» EXTRACTED INFORMATION:
******************************
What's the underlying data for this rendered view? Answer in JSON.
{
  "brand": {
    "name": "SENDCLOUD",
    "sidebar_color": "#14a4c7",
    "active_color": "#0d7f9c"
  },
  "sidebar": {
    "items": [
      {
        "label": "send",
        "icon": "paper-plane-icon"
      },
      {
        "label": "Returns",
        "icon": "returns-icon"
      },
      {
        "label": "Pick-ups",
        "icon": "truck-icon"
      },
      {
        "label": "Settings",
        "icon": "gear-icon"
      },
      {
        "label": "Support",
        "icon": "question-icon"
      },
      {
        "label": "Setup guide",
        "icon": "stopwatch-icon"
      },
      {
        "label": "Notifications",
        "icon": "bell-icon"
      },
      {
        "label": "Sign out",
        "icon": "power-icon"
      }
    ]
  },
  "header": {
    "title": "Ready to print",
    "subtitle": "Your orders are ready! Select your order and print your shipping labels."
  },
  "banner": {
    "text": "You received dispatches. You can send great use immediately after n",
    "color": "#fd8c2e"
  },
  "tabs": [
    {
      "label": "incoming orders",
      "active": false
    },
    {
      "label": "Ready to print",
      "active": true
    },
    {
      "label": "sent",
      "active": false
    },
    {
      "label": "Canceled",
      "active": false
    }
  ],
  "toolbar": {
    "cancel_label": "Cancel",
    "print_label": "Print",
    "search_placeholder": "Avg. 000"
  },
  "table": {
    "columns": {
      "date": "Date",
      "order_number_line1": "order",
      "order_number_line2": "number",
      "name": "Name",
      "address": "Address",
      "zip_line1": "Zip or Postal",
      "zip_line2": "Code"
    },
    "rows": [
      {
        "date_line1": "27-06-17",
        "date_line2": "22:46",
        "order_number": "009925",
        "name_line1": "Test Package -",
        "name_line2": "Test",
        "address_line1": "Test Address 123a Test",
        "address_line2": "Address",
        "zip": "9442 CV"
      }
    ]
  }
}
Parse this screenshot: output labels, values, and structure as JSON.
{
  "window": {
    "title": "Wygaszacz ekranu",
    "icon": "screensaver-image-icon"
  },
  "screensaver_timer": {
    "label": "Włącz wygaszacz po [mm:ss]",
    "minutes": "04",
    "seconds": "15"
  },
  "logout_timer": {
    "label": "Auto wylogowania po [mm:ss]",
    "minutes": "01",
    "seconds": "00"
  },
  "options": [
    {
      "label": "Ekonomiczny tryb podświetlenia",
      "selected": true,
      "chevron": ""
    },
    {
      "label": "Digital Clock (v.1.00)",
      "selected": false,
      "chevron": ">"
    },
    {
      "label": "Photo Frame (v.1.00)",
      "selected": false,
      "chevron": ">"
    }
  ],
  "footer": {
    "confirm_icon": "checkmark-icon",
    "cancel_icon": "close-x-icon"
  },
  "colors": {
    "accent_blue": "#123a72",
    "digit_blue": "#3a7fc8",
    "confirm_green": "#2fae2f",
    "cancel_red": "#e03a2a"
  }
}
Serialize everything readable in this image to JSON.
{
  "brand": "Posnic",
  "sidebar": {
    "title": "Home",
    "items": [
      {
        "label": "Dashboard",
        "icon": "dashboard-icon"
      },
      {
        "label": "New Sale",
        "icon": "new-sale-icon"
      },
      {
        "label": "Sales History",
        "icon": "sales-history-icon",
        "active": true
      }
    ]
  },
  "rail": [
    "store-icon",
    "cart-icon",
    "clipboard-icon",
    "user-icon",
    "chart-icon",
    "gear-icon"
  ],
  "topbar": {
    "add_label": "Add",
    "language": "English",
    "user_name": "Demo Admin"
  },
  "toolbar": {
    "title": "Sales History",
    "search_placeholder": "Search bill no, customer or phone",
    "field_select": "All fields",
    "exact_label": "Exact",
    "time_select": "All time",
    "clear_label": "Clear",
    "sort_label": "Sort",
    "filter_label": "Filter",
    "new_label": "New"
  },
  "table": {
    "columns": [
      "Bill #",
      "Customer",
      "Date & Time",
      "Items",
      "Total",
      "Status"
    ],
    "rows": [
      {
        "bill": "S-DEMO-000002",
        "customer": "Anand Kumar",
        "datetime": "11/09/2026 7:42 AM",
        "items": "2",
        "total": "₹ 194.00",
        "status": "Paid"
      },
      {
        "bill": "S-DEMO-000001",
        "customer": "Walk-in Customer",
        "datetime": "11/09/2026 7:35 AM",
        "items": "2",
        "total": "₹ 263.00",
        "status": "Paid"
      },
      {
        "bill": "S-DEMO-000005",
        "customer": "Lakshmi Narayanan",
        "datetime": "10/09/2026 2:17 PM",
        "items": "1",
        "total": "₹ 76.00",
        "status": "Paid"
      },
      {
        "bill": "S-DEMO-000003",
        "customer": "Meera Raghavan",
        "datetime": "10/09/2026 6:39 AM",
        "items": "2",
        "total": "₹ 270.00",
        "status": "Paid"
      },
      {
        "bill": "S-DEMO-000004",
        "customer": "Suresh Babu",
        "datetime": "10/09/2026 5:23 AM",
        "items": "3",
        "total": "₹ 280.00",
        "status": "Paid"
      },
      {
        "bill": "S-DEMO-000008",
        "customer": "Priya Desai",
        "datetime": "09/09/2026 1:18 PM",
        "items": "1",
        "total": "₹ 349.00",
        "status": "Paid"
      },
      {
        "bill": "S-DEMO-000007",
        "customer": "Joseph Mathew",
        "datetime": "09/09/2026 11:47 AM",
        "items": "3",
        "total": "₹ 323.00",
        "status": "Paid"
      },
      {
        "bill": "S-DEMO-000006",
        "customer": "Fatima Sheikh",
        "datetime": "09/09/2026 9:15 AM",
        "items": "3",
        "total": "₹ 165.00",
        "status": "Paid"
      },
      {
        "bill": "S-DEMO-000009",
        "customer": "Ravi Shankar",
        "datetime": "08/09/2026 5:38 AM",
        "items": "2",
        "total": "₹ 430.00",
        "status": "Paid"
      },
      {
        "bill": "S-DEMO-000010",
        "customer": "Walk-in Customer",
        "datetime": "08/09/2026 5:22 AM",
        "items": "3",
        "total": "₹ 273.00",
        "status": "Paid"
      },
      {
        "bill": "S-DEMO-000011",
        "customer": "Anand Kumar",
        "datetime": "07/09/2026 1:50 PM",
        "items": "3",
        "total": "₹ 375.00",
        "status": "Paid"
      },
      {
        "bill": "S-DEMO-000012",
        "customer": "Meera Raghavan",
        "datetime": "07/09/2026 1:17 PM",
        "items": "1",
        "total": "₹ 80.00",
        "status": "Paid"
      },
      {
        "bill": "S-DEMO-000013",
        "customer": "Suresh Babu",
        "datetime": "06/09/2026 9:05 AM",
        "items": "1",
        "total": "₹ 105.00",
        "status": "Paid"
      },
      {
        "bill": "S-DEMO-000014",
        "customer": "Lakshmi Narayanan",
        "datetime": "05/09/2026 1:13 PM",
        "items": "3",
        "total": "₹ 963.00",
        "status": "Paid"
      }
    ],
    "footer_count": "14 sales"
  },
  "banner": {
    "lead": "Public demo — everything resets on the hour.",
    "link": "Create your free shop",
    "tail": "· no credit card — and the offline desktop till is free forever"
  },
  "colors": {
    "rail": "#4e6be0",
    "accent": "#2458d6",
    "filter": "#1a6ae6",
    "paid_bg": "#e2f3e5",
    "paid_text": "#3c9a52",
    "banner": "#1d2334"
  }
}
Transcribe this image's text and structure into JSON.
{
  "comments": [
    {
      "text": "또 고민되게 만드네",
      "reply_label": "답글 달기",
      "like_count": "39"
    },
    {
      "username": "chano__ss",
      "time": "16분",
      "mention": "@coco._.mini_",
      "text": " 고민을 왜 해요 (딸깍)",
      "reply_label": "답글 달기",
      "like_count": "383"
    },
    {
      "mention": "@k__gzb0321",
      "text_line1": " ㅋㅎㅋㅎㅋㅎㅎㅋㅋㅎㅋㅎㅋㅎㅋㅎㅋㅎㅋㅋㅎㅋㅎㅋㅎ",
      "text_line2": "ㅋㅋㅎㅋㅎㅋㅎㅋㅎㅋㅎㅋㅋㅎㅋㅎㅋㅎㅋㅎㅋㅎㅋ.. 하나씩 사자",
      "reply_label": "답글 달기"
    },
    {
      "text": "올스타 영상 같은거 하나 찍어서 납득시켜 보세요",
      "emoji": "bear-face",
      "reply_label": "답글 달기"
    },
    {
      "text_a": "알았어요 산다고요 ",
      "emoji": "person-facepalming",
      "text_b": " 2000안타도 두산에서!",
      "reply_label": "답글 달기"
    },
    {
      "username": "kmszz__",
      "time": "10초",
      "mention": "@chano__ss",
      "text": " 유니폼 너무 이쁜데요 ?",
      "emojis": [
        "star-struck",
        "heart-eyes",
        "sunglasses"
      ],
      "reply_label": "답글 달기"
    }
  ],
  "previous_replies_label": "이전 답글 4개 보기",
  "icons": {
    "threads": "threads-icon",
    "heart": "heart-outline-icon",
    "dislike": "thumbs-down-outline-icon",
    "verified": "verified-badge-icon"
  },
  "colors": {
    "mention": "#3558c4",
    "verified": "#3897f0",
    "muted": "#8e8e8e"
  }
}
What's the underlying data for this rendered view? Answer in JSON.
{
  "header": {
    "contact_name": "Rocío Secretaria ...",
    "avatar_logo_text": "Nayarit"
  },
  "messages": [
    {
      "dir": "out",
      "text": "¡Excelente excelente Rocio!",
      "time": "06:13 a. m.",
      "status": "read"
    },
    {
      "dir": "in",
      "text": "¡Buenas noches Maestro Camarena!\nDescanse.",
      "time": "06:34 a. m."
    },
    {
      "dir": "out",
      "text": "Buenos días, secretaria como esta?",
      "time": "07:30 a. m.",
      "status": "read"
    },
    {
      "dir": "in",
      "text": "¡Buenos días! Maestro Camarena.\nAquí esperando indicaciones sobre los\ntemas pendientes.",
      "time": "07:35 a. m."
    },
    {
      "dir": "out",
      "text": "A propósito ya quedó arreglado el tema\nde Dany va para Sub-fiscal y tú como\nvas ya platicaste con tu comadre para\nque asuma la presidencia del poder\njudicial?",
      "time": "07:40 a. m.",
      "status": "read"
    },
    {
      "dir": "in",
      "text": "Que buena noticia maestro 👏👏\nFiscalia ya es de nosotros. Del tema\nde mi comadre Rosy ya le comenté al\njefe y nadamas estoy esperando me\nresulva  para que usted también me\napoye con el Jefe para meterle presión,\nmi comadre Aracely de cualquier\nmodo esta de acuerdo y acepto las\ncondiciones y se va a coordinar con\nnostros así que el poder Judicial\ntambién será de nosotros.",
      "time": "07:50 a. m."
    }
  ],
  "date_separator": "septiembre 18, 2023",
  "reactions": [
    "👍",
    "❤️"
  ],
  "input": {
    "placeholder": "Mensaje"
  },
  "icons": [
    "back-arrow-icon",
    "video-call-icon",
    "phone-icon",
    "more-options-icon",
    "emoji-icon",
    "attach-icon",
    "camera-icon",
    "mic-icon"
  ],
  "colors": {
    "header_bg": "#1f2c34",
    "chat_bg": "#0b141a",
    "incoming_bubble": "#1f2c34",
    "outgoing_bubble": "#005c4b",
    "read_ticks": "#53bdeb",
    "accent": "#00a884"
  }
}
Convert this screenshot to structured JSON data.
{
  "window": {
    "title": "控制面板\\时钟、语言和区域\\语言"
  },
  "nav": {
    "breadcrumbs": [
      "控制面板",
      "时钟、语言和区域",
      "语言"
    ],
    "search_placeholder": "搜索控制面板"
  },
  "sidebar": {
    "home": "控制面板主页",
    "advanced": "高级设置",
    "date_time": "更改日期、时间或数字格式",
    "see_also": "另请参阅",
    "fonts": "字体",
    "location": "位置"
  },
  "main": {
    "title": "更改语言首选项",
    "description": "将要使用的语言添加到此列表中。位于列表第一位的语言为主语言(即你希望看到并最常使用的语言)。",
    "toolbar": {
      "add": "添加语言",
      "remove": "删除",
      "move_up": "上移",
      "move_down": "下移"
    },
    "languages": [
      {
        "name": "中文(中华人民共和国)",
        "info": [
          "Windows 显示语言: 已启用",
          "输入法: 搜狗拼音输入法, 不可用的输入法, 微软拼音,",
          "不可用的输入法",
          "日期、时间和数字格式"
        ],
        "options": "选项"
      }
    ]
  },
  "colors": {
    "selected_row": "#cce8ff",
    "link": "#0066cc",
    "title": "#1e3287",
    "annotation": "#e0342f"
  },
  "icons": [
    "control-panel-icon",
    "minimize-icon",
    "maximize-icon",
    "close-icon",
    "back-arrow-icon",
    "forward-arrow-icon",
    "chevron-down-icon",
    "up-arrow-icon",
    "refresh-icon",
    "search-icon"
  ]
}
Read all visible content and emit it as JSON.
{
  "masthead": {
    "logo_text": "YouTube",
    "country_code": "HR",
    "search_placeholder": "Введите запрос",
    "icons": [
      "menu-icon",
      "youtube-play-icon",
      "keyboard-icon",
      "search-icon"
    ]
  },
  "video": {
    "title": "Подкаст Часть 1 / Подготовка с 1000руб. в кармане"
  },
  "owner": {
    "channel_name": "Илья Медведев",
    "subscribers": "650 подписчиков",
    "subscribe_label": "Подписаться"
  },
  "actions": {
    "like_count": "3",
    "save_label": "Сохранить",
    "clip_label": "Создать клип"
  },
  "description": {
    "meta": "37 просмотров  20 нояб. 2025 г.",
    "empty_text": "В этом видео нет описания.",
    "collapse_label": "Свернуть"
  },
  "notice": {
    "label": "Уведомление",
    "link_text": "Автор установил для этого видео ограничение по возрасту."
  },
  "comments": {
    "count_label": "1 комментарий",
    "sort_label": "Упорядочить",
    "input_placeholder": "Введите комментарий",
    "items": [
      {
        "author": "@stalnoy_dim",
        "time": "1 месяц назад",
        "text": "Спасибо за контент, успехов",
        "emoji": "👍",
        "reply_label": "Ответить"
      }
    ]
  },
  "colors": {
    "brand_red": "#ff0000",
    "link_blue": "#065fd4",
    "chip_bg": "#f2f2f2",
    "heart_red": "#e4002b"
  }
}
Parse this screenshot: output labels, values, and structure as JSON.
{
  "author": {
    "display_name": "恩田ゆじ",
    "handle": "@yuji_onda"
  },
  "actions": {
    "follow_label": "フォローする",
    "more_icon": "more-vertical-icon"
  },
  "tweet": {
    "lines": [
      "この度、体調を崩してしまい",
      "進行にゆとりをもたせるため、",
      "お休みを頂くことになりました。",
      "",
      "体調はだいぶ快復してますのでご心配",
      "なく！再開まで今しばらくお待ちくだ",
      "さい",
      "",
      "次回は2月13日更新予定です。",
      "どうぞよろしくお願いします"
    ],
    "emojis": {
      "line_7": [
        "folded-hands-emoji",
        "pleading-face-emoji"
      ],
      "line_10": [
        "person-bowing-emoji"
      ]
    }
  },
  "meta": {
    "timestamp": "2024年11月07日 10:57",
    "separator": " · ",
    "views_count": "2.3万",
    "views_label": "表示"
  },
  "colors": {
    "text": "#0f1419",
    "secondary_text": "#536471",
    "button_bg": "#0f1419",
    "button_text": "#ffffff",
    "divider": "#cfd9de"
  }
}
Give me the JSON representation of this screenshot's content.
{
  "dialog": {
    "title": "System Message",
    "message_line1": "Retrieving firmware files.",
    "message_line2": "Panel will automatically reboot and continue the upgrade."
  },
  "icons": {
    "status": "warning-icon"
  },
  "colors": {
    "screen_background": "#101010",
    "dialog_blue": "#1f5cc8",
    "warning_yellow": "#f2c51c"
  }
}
******************************
» INSTRUCTION:
Repeat the line that contains "Give me the", then every line after it until the records end, with nothing added.

» SOLVED PROBLEM:
Give me the JSON representation of this screenshot's content.
{
  "dialog": {
    "title": "System Message",
    "message_line1": "Retrieving firmware files.",
    "message_line2": "Panel will automatically reboot and continue the upgrade."
  },
  "icons": {
    "status": "warning-icon"
  },
  "colors": {
    "screen_background": "#101010",
    "dialog_blue": "#1f5cc8",
    "warning_yellow": "#f2c51c"
  }
}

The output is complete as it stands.